__Recorded information__.
★ ★ ★ ★ ★
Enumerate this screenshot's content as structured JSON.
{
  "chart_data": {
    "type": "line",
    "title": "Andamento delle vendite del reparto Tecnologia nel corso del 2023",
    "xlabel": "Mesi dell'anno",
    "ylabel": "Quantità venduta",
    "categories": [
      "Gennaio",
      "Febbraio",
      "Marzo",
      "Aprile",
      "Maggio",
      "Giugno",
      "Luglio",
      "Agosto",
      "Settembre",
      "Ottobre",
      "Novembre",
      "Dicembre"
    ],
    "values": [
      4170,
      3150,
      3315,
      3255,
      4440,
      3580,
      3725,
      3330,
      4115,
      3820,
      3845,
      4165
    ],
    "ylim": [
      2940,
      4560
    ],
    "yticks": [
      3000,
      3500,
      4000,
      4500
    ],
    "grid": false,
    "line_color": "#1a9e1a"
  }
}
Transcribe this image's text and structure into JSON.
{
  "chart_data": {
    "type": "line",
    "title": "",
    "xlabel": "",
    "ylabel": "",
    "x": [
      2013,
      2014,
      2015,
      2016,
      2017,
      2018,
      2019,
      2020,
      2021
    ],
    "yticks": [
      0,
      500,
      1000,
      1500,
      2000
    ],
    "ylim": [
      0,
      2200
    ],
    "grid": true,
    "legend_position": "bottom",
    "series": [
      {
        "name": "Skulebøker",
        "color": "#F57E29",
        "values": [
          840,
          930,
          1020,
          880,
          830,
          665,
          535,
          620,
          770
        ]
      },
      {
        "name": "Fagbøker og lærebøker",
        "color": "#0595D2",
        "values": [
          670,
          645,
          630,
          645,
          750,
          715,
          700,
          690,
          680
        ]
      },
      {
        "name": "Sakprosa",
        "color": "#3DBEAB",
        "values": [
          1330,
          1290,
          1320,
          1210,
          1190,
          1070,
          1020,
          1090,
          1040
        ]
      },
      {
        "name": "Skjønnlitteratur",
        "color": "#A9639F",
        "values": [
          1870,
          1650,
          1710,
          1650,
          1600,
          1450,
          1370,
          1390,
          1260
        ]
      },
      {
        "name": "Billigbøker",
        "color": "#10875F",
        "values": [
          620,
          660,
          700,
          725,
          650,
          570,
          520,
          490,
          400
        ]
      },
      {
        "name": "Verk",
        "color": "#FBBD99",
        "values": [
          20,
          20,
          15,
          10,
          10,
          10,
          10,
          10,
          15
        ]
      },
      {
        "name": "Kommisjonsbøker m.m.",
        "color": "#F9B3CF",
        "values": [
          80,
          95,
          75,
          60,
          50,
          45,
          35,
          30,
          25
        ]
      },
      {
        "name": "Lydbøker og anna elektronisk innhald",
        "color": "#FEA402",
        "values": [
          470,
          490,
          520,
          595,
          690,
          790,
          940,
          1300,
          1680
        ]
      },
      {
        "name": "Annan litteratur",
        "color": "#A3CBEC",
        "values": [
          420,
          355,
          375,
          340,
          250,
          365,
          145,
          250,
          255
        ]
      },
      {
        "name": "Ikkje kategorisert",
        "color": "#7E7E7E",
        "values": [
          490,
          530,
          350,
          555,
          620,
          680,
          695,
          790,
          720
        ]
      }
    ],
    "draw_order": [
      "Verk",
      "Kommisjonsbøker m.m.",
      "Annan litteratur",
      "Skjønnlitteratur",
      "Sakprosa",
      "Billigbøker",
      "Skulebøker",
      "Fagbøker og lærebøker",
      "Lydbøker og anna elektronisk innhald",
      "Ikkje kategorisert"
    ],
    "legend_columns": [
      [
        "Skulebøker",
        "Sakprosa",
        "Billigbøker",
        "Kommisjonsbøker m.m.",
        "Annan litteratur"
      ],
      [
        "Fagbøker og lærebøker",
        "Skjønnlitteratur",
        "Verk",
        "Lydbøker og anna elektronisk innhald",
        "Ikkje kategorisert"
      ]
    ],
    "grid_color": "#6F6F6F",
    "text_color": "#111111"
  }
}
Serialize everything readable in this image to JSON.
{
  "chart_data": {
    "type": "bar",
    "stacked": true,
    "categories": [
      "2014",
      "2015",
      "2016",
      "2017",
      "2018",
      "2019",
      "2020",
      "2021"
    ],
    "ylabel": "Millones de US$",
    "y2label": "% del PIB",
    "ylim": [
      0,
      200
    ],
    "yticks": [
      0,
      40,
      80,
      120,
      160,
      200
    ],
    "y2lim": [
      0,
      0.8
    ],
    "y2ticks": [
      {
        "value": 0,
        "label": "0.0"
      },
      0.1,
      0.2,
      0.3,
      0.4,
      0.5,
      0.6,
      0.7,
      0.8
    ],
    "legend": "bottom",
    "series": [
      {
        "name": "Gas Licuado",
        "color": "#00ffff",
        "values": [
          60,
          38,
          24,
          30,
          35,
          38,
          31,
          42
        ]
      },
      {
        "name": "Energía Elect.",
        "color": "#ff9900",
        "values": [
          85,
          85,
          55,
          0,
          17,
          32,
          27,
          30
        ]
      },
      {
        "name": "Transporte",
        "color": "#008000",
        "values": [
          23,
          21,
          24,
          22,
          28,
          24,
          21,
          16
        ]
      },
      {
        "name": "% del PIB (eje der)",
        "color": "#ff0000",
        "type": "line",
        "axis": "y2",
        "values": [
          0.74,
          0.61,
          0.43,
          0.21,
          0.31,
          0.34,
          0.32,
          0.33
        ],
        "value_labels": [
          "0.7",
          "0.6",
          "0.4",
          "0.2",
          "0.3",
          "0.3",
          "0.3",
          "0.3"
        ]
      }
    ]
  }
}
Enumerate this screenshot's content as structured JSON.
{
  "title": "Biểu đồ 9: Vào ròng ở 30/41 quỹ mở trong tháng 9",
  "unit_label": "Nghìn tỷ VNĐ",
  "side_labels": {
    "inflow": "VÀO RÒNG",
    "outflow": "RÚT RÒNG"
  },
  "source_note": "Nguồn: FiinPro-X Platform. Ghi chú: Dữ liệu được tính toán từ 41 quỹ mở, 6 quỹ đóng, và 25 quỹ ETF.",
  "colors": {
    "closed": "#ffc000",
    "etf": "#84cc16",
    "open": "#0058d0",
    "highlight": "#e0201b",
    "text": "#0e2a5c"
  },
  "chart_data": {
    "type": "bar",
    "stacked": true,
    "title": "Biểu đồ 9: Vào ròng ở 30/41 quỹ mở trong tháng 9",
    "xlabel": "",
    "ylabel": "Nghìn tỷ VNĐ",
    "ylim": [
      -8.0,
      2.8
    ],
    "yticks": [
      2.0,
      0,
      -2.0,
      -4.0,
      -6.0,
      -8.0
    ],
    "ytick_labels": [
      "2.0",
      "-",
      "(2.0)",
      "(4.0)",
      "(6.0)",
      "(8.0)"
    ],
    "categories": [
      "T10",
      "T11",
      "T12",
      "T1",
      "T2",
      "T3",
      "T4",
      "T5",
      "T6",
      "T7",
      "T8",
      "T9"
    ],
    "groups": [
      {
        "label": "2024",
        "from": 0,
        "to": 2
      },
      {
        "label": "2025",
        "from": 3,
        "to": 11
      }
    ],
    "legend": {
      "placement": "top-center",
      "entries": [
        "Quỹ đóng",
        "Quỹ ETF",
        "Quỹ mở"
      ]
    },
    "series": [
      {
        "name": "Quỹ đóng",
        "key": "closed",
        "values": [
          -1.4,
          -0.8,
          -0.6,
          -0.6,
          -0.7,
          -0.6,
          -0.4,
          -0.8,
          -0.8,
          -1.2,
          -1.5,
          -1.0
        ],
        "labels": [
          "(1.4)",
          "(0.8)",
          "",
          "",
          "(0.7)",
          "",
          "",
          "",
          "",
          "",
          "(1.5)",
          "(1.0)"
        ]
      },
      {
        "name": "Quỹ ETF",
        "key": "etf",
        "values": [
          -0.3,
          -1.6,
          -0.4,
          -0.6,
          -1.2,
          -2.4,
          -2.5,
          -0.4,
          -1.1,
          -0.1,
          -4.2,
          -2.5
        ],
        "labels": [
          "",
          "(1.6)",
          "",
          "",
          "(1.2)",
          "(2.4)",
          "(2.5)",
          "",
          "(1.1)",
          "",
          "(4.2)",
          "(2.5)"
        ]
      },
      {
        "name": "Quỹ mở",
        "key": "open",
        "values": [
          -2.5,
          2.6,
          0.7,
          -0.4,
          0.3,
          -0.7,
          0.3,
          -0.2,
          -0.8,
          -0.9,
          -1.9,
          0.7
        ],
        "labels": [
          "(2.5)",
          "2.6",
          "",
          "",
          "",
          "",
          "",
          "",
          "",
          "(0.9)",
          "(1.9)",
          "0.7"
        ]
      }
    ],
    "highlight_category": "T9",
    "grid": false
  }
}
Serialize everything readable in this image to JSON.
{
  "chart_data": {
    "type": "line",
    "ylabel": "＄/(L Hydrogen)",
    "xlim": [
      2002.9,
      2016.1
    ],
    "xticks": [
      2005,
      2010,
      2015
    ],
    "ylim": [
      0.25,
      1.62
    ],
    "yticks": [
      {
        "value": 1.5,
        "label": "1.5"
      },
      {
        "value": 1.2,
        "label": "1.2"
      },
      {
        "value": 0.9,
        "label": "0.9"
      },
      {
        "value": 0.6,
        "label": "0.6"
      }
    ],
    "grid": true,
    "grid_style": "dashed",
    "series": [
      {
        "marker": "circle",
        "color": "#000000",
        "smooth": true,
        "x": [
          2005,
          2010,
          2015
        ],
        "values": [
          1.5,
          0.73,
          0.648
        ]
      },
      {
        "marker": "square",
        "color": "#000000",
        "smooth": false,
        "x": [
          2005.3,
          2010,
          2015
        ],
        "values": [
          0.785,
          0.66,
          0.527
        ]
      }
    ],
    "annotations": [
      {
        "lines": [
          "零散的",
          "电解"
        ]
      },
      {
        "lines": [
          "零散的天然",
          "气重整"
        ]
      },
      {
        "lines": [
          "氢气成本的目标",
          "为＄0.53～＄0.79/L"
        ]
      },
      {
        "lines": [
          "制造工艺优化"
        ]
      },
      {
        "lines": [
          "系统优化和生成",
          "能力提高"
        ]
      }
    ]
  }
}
★ ★ ★ ★ ★
From the listing above, collect every line that mentions the word "Billigbøker".

        "name": "Billigbøker",
      "Billigbøker",
        "Billigbøker",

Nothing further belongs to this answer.